• [TEXT PASSAGE]
---*---
# Algae Problem....Lack of fertilizer?



## PlantsGlora (Apr 22, 2006)

Hey all-


I need some advice. First off, here are the tank specs

125AGA Planted, 2-75w root cables, 4 layer bed- 1-peat, 2- playsand- 3 laterrite, 4- caribean sea torpedo beach.. Pressurized CO2, 395w PC bulbs- spec range 55k-12k

Water Quality

pH 6.7
KH 5
GH 9

Assume other parameters not mentioned below are zero!

I'm not sure what the phosphate and nitrate levels are. Im using the EI index for a 120 gallon tank. i does 1 1/2 tsp KNO3 3X/week and 1 tsp K2SO4 3x/week and 1/2 tsp CSM + B. 

Blue green algae and Green Spot algae are the problem in my tank. I've noticed that the blue green algae has recently gone away. However, the green spot algae hasn't. 

Also, My hairgrass doesn't seem to be doing very good. The grass has a good amount of Spot and filamentous algae. 

I just reordered more ferts from greg watson including 10% Fe. How should I dose this?


My main questions are as follows: how do i get rid of the algae? Specifically, the Green Spot Algae. Is my fert program okay and If so how do i incorporate Fe into the fert program?


Thanks for all the help ahead of time

Kurt


----------



## KeIgO86 (Jun 23, 2005)

Usually spot algae means a lack of phosphate. I see that you are not dosing K2PO4. Time to get some of that.


----------



## Bert H (Mar 2, 2004)

Kurt, you've got a lot of light on the set up. I'd lose the 12,000K bulb, and go with something in the 6500-10,000K range.

As was mentioned, you need to also dose phosphates (PO4). This will go a long ways towards getting rid of your spot algae. Check out the sticky on the fert section of the board regarding EI dosing.

As far as Greg's iron, check out this thread for how to mix it. As far as dosing, I would probably start with 6-7ml at times you don't add your macros and adjust accordingly depending on your plants conditions/reactions.

HTH.


----------



## PlantsGlora (Apr 22, 2006)

Okay, I lied. I'm dosing Mono potassium phosphate. I just recently increased from the EI index reccommended amount of 1 1/2 tsp to 2 tsp per day, 3x a week.
---*---
(Source listing)
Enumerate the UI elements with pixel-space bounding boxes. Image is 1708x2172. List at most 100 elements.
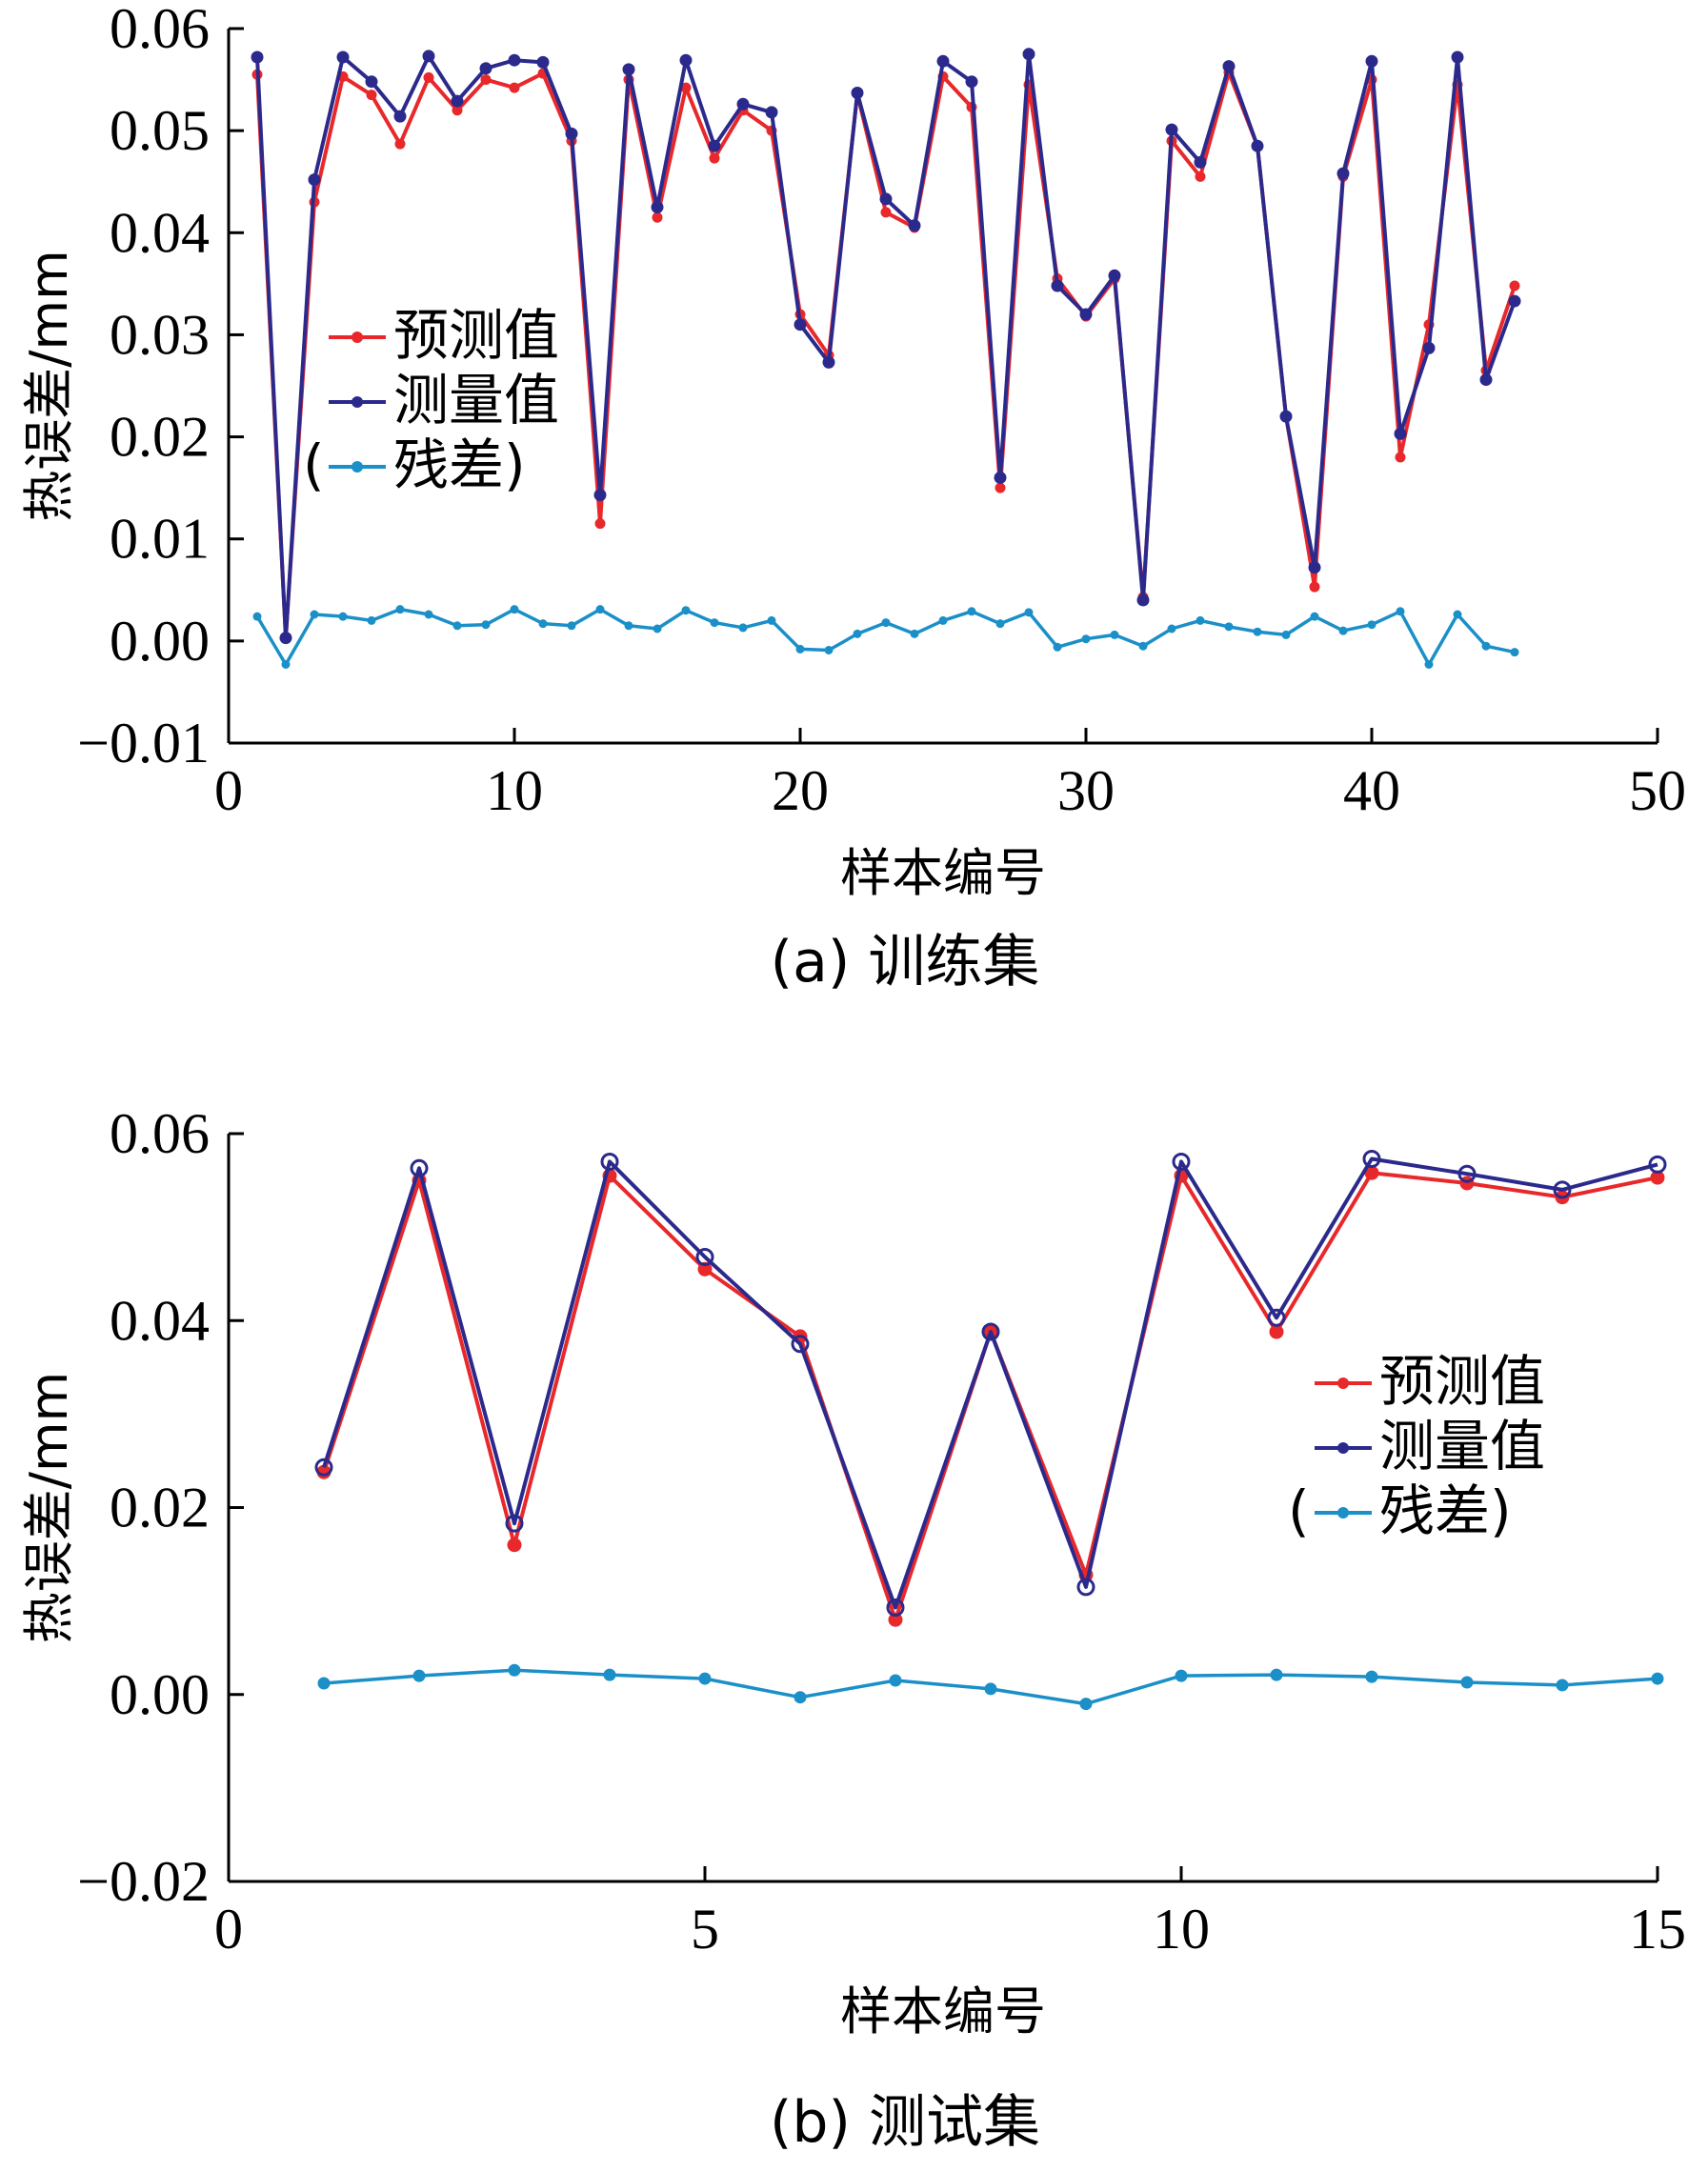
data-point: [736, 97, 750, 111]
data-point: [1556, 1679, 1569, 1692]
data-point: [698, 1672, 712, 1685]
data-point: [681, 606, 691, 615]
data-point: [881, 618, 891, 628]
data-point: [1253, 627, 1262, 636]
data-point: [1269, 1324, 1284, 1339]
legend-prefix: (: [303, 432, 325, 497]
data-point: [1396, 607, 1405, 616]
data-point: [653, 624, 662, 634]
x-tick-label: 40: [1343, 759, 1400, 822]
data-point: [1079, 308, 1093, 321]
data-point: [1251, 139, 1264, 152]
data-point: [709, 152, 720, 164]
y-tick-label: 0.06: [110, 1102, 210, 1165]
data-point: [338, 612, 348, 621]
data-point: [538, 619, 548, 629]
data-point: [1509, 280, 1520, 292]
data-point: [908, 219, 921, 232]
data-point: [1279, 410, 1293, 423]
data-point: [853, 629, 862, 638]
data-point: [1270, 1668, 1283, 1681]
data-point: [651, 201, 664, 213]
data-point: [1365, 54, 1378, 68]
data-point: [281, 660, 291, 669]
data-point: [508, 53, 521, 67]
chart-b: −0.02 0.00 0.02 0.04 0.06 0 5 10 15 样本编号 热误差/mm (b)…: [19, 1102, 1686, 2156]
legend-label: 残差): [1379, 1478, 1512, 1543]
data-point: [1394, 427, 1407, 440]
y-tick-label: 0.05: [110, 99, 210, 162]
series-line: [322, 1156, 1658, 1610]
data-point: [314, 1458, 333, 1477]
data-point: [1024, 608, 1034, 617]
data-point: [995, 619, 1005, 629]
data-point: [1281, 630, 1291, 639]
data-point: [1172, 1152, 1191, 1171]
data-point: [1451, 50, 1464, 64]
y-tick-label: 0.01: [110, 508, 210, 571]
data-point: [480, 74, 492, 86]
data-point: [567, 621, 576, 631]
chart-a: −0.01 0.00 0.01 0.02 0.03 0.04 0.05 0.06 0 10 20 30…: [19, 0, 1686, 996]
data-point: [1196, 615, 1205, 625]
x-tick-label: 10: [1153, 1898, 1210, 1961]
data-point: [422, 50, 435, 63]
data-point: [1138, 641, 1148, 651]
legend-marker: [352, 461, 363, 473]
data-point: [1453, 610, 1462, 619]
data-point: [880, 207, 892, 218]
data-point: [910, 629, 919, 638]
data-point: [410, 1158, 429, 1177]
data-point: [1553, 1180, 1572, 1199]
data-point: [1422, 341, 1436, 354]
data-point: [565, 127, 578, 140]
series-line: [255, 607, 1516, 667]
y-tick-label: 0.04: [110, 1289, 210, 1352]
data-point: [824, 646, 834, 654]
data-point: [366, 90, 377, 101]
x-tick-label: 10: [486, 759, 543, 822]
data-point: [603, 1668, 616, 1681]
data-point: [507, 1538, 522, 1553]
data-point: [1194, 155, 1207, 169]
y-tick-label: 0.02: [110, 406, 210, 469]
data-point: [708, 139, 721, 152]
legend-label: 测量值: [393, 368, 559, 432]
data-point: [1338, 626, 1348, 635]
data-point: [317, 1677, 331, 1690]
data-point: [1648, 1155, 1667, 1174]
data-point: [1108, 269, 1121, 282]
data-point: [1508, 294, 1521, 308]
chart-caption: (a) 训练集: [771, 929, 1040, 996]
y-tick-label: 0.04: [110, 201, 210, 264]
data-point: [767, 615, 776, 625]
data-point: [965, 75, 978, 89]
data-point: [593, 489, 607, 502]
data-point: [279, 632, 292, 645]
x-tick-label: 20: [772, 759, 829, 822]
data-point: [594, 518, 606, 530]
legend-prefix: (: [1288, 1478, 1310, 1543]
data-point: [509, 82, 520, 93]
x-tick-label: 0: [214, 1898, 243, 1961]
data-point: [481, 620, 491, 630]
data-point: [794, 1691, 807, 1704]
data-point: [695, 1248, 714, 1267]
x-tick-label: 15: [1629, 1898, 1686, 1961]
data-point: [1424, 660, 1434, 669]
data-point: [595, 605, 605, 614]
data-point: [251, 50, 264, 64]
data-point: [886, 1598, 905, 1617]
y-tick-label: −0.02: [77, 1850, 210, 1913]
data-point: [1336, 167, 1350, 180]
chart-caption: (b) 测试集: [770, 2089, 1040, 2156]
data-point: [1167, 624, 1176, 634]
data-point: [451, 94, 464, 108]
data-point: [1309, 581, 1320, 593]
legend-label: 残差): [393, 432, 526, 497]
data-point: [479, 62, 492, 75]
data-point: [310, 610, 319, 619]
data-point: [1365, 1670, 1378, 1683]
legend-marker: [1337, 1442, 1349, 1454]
---*---
• [WRITTEN TASKS]
1) Answer these questions from the aquarium algae thread.
(a) What pH does the tank's water have?
(b) Which bulb does Bert H recommend removing?
(c) How much of Greg's iron does Bert H suggest starting with, and when?
2) Continue the aquarium algae thread after its last post.
The listing is not needed for this work.

• [RESULTS FOR THE EXERCISE]
1)
(a) 6.7
(b) The 12,000K bulb
(c) 6-7 ml, at times when the macros are not being added

2)
Is it just gonna be something that i'm going to have to tinker with till i see results?


Is 395w PC sufficent for dwarf hairgrass growht?


----------



## banderbe (Nov 17, 2005)

How long has your tank been set up?


----------



## hoppycalif (Apr 7, 2005)

A more accurate dosage of KH2PO4 for a 125 gallon tank would be 3/8 tsp three times a week. That could be increased to about 1/2 tsp to try to stop the GSA attack.


----------



## PlantsGlora (Apr 22, 2006)

Banderbe- THe 125 was a 55 for a year then became a 125 4 months ago!

Hoppy- I'm currently dosing 2 tsp of KH2PO4 3x a week.


----------



## Bert H (Mar 2, 2004)

> Is 395w PC sufficent for dwarf hairgrass growht?


 Yes.



> Is it just gonna be something that i'm going to have to tinker with till i see results?


 Yes.



> Hoppy- I'm currently dosing 2 tsp of KH2PO4 3x a week.


 That's quite a bit! Try to maintain in the 3-5ppm range and see what happens.

The other thing is how long are your lights on for? Sometimes just cutting down your photoperiod a bit will take care of minor algae issues. I would say to go for no more than 9 hours and see what happens.


----------



## PlantsGlora (Apr 22, 2006)

Bert- I've been reading other's posts on algae control and decieded to flux my photoperiod in three hour cycles. 6-9 11-2 4-7 9-12 for a total of 12 hours. 

If I'm dosing 2 tsp's 3x week of KH2PO4 and I still have GSA shouldn't I increase the amount not decrease?


----------



## hoppycalif (Apr 7, 2005)

There is no benefit I have heard about to running the lights as you have decided. As Bert mentioned, a 9 hour period is plenty, and even an 8 hour period would most likely be enough. The plants just don't keep on growing much longer than that per day, and the "rest" periods are not of value to the plants.

You are overdosing phosphates by a considerable amount, which will, at the least, make using the KH/pH table for determining how much CO2 you have a problem. It isn't a good idea to increase that dosage or even to continue it. I do have to admit though, I too have GSA in my tank. It grows slowly so I can keep it under enough control for now just by weekly cleaning of the glass.


----------



## PlantsGlora (Apr 22, 2006)

Wow, just tested the PO4 didn't even register >10ppm. I think I'll back off the PO4 for the rest of the week. I'll try to get it between 3-5 ppm


----------



## PlantsGlora (Apr 22, 2006)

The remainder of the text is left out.